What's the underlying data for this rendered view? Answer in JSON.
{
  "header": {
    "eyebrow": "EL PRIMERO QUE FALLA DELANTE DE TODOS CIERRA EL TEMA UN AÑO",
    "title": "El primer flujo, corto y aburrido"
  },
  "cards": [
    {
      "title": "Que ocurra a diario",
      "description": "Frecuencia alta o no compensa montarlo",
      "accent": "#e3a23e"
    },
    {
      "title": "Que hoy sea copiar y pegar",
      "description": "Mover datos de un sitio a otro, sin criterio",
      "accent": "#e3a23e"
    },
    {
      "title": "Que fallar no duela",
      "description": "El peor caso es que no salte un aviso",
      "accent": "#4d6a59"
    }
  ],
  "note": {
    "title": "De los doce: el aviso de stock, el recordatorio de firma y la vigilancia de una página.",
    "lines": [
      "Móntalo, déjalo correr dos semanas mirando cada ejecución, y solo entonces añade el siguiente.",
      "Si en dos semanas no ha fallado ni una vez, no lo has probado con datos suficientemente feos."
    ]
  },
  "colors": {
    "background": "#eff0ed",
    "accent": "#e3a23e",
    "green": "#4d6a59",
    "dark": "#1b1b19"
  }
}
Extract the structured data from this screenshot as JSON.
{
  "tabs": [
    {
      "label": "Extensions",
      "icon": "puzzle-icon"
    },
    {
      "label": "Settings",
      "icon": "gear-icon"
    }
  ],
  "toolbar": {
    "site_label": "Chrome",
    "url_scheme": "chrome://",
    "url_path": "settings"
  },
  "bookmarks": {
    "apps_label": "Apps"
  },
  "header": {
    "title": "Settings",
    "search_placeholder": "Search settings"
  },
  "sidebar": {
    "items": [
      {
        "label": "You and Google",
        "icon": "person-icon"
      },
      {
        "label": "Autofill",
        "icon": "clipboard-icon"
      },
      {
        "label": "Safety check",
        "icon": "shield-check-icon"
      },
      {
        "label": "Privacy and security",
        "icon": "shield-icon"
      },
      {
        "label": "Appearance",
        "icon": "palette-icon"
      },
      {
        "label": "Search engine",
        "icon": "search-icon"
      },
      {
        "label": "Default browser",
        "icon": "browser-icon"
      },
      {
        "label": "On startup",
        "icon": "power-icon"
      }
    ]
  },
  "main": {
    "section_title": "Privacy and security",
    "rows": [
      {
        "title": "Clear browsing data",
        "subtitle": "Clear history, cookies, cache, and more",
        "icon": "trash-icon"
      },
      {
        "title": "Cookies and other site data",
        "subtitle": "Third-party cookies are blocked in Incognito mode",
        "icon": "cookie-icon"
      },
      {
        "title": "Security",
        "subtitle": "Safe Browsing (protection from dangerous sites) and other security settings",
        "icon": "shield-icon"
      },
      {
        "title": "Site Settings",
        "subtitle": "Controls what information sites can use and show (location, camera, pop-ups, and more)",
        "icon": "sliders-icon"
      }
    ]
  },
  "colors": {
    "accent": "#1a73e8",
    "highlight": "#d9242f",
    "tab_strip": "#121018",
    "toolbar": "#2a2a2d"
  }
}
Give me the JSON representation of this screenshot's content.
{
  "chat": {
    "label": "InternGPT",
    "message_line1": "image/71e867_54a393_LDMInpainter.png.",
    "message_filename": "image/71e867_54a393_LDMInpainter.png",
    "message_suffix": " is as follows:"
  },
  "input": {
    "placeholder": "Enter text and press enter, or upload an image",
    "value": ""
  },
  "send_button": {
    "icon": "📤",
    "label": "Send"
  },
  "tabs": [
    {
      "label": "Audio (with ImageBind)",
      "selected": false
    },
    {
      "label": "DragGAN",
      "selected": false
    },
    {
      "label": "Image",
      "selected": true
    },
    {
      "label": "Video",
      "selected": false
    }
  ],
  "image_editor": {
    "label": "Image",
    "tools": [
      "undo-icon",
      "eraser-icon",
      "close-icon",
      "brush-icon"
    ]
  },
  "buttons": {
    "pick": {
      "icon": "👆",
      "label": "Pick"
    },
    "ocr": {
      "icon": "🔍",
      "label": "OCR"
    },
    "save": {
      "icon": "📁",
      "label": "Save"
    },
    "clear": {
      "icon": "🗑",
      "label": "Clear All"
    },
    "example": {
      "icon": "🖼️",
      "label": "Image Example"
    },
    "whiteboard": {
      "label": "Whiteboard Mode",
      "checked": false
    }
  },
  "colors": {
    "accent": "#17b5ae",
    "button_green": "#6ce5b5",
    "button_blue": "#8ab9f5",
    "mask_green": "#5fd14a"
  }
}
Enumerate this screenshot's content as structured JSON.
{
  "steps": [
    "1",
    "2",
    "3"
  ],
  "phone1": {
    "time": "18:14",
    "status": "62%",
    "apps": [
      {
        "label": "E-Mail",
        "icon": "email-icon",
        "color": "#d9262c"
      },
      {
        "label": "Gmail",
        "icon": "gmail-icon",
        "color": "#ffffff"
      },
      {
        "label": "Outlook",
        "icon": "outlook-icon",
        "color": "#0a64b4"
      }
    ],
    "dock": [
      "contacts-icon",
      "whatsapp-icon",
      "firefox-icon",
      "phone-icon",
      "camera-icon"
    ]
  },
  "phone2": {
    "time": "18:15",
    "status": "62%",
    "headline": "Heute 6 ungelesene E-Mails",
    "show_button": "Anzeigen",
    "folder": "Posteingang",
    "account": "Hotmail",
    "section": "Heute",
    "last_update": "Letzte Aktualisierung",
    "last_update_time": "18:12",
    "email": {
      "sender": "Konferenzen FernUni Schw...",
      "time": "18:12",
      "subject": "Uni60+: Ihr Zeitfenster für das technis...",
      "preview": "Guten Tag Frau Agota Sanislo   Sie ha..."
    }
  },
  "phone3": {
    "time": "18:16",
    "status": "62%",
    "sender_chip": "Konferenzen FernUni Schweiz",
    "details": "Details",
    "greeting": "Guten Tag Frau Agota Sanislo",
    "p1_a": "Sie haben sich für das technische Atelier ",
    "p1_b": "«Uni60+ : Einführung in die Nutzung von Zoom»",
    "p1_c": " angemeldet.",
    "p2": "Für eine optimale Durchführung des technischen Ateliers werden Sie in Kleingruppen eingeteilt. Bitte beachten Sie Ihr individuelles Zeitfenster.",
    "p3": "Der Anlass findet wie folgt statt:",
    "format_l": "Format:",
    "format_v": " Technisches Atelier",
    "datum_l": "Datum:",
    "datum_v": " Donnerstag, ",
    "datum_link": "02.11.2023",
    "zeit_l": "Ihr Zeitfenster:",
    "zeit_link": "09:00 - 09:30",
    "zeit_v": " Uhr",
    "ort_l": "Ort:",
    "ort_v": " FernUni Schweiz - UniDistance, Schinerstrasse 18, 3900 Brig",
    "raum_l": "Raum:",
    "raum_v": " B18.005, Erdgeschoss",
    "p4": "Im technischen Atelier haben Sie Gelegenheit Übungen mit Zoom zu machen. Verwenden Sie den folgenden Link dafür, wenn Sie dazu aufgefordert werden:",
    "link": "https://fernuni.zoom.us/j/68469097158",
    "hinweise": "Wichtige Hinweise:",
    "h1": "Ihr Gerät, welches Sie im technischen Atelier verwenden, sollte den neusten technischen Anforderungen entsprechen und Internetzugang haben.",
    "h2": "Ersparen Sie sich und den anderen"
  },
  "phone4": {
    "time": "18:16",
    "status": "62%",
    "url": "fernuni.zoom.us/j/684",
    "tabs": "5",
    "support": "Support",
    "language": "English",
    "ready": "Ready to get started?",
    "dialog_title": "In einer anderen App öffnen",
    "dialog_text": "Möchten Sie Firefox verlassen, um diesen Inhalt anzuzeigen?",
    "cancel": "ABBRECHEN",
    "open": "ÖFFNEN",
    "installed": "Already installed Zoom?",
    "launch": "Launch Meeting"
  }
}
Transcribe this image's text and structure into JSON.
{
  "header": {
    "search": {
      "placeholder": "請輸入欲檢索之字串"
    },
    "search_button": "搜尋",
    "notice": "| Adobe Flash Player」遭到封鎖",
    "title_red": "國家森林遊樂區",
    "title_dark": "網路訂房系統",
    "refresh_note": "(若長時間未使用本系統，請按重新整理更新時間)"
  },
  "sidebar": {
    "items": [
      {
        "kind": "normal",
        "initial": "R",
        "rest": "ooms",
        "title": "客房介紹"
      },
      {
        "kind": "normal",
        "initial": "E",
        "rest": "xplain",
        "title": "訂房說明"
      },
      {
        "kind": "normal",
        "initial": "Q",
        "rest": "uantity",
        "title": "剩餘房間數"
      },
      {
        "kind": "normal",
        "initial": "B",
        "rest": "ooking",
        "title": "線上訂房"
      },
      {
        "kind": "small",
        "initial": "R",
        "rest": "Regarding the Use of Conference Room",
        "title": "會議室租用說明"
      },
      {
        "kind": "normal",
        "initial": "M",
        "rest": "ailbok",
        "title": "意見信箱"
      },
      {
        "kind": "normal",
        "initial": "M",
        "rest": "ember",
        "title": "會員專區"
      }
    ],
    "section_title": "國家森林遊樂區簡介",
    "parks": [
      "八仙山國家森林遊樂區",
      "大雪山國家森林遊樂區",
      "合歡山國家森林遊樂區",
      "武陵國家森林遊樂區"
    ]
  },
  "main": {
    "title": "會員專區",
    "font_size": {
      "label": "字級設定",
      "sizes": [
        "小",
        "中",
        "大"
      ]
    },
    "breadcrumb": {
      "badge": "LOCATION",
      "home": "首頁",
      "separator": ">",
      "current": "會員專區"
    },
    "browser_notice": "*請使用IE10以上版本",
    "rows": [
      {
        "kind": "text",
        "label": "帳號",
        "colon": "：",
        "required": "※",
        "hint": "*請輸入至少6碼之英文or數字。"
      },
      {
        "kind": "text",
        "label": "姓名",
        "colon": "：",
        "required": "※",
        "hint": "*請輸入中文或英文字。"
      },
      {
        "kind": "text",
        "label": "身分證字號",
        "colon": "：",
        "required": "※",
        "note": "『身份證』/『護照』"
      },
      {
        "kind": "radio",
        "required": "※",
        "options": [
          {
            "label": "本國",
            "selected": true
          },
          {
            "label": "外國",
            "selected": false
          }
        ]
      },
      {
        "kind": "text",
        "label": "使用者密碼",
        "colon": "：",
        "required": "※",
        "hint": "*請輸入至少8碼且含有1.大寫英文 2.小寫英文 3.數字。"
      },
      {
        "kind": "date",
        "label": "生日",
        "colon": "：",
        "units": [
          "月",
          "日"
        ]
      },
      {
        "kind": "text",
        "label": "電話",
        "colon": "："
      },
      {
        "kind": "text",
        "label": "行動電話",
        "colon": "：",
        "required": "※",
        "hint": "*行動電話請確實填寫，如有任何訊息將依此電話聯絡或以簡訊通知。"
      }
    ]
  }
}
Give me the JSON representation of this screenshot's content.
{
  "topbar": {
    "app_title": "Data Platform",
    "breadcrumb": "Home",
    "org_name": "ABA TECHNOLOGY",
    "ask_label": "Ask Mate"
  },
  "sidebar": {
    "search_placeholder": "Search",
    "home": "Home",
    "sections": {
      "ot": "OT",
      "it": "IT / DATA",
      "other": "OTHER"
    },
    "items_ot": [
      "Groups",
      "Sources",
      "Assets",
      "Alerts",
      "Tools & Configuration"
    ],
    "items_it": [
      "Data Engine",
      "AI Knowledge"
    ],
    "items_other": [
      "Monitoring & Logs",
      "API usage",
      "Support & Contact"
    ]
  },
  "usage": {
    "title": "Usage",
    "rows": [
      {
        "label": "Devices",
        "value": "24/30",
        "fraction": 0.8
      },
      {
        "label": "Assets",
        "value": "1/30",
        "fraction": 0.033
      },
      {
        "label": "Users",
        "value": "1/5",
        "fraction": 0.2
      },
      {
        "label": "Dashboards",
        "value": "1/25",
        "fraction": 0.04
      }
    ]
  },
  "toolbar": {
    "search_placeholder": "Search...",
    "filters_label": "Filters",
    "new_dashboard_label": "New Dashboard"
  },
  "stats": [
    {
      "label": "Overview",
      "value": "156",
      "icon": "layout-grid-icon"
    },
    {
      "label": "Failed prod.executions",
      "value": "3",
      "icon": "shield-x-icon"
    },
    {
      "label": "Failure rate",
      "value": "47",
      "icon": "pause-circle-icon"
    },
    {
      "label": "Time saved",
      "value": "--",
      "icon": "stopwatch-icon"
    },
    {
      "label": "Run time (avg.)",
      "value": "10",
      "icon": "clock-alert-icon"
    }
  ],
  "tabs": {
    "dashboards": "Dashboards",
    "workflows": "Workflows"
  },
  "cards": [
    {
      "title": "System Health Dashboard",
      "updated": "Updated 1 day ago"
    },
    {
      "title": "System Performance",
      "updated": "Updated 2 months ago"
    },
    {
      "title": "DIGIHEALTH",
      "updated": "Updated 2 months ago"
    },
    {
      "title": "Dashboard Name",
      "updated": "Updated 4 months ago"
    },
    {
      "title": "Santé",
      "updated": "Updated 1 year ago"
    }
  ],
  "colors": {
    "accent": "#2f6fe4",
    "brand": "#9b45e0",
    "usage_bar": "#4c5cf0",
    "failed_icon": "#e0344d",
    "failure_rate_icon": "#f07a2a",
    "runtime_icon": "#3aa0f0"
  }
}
***
Check each line of the entries above for the word "value". List the ones that have it.

    "value": ""
        "value": "24/30",
        "value": "1/30",
        "value": "1/5",
        "value": "1/25",
      "value": "156",
      "value": "3",
      "value": "47",
      "value": "--",
      "value": "10",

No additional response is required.